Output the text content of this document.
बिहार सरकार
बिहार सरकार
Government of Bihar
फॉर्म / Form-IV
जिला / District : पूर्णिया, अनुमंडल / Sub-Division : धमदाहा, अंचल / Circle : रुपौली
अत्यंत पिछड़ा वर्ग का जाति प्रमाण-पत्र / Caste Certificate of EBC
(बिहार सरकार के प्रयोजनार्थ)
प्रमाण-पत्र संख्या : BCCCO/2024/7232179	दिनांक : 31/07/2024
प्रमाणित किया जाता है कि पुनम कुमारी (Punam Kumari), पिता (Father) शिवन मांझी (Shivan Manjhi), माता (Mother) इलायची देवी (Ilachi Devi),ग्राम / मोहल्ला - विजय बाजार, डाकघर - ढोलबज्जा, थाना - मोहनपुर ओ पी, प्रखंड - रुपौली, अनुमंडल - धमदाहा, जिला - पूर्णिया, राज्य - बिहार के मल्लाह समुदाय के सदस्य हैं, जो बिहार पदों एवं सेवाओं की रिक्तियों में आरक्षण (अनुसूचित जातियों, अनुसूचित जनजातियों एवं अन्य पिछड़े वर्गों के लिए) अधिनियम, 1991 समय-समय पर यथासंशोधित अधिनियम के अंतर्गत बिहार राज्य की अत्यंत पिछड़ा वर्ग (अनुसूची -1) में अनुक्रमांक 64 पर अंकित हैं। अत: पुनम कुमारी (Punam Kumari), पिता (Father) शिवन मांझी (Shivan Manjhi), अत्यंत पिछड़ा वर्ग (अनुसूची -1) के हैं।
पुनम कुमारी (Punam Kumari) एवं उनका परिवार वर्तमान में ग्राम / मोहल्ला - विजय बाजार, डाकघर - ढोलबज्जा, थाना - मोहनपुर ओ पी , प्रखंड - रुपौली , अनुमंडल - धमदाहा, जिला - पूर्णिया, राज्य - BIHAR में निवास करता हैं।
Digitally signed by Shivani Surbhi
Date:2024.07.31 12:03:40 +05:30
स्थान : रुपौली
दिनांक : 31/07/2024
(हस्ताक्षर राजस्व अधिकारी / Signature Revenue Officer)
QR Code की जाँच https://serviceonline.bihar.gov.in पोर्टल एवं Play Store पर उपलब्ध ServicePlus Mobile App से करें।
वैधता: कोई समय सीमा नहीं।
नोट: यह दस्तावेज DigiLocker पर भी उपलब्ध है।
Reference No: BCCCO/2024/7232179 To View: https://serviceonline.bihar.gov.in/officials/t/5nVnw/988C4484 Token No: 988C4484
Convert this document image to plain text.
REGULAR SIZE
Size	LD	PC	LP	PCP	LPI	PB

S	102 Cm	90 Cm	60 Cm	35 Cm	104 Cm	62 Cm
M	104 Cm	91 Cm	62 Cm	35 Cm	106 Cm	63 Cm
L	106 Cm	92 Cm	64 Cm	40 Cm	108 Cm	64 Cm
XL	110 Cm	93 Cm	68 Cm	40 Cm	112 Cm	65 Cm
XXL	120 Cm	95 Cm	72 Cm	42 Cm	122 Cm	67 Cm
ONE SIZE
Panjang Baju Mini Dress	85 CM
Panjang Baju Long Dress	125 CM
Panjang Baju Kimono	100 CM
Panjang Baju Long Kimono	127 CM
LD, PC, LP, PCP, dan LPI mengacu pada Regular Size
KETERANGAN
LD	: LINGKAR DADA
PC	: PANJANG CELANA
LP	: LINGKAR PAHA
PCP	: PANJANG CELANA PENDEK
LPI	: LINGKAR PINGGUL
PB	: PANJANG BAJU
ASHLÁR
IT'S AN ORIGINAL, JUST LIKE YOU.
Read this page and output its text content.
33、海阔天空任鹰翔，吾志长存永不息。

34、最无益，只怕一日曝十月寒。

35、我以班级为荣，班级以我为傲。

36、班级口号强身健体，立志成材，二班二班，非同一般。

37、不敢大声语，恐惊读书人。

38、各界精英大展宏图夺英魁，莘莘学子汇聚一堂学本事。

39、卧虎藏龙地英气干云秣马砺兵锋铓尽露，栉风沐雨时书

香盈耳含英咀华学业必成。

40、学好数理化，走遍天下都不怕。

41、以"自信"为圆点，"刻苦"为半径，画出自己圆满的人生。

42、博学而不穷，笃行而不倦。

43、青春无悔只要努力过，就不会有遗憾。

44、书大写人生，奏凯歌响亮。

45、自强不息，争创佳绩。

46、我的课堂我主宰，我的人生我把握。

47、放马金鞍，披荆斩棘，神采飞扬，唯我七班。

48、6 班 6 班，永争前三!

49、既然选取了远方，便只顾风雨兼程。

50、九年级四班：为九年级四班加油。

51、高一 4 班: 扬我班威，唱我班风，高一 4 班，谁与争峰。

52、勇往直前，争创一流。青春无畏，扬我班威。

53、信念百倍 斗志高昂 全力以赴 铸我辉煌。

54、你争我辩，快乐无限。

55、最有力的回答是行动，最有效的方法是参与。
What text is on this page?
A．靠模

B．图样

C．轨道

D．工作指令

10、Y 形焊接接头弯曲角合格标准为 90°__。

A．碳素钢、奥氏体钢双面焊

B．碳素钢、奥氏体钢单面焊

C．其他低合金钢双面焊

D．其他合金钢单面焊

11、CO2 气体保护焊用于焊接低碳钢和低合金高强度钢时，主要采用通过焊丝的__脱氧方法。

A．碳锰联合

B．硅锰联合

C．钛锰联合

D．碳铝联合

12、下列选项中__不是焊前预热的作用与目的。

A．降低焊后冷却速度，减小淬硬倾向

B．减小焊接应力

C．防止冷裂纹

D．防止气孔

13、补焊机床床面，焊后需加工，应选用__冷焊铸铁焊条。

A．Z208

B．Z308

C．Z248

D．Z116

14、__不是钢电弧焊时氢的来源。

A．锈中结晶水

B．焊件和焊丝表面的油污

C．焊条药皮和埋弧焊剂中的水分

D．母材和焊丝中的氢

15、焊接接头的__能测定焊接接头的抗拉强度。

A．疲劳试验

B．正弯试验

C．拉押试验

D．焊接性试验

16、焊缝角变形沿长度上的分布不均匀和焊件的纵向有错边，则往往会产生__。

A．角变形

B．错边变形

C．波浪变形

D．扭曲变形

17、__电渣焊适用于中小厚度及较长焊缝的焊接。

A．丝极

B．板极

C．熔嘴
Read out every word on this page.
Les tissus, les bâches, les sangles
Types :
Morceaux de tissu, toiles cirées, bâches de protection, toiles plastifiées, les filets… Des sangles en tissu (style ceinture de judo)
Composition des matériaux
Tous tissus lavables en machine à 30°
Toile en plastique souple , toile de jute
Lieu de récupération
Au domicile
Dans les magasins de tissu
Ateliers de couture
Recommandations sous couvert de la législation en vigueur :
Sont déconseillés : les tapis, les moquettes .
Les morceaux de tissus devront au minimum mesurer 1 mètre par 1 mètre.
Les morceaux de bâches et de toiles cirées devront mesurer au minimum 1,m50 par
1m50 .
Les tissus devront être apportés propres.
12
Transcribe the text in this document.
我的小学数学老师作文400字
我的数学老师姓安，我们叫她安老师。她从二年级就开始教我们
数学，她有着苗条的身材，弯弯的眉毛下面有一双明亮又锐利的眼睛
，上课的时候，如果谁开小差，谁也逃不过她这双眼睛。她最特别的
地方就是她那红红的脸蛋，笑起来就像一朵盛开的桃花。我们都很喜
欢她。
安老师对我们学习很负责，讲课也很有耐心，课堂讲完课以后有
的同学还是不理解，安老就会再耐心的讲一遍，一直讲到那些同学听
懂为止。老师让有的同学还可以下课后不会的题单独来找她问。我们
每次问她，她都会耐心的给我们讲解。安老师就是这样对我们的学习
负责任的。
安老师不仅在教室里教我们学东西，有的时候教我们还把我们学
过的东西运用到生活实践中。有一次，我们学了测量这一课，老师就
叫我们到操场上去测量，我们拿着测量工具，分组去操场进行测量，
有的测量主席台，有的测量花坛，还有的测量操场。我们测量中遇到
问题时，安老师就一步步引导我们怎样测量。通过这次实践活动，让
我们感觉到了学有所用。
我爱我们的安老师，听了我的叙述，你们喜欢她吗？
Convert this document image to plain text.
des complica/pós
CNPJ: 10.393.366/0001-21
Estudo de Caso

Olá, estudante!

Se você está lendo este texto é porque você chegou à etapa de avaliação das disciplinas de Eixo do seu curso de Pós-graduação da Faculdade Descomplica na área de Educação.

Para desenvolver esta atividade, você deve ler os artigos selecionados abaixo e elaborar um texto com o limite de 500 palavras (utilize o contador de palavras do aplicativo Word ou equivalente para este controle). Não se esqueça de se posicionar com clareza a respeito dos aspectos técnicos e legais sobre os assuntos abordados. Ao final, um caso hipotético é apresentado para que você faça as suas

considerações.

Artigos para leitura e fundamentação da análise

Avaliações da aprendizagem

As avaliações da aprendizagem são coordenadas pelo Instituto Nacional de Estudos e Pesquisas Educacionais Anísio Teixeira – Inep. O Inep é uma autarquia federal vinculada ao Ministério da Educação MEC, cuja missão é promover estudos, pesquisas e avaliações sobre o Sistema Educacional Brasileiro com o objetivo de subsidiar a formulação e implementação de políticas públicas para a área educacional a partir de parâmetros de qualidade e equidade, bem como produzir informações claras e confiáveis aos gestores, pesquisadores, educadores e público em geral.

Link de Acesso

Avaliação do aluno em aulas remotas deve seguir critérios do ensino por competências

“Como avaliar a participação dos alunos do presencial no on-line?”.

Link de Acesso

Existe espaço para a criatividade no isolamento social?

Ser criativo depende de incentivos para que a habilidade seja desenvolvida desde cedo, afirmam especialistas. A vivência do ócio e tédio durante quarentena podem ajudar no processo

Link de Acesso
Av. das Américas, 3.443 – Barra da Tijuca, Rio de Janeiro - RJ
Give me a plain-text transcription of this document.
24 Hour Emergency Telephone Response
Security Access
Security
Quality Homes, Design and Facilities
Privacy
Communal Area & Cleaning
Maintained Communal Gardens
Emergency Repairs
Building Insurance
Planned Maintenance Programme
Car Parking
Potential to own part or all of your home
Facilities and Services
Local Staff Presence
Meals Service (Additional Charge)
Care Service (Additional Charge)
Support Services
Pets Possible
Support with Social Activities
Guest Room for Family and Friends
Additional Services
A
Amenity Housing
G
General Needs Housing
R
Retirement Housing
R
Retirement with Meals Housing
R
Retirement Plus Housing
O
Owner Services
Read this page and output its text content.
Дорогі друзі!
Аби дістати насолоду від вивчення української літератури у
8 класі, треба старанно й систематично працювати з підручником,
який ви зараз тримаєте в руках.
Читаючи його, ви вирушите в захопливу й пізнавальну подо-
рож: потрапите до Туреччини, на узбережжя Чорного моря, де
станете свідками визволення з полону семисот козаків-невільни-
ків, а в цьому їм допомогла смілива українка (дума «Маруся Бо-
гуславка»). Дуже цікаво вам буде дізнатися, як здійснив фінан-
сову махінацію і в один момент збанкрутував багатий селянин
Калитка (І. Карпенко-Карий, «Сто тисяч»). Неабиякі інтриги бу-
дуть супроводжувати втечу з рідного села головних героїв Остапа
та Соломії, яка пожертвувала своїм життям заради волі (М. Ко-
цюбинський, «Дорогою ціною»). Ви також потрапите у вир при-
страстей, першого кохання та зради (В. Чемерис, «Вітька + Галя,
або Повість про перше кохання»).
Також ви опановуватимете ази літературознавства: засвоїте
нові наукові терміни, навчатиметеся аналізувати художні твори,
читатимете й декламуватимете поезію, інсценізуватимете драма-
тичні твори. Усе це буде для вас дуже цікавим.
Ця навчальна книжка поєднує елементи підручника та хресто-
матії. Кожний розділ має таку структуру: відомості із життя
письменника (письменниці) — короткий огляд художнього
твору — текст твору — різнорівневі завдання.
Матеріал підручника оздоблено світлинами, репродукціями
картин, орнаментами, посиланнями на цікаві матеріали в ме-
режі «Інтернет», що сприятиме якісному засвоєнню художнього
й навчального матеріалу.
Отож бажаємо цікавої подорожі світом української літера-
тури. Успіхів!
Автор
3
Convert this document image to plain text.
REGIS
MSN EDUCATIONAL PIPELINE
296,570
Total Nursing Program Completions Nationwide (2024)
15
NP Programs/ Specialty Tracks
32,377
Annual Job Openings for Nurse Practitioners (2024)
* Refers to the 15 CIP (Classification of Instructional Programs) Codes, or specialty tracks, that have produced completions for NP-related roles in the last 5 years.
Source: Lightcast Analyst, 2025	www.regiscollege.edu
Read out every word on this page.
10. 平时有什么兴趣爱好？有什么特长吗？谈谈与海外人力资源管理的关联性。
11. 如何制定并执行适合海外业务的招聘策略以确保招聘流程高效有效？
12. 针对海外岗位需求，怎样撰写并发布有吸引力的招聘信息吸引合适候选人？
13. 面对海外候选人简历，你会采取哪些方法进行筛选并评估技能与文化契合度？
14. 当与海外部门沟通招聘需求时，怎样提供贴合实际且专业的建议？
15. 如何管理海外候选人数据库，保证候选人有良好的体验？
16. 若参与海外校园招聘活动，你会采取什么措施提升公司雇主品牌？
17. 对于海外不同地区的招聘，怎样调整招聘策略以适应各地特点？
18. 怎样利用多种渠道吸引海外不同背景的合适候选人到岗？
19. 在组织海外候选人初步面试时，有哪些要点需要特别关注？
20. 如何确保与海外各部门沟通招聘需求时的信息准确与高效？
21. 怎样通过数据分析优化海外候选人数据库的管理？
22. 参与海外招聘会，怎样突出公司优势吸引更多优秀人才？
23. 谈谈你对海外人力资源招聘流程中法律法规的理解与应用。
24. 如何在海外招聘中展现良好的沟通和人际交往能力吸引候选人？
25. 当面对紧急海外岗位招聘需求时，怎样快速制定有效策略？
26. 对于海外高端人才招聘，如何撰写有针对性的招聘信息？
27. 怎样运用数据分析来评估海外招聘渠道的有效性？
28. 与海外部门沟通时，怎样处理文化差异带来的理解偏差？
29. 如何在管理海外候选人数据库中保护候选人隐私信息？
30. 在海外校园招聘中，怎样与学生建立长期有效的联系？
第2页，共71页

What you have to do – Report only how many lines in the listing contain the string "Services".

Full output – 4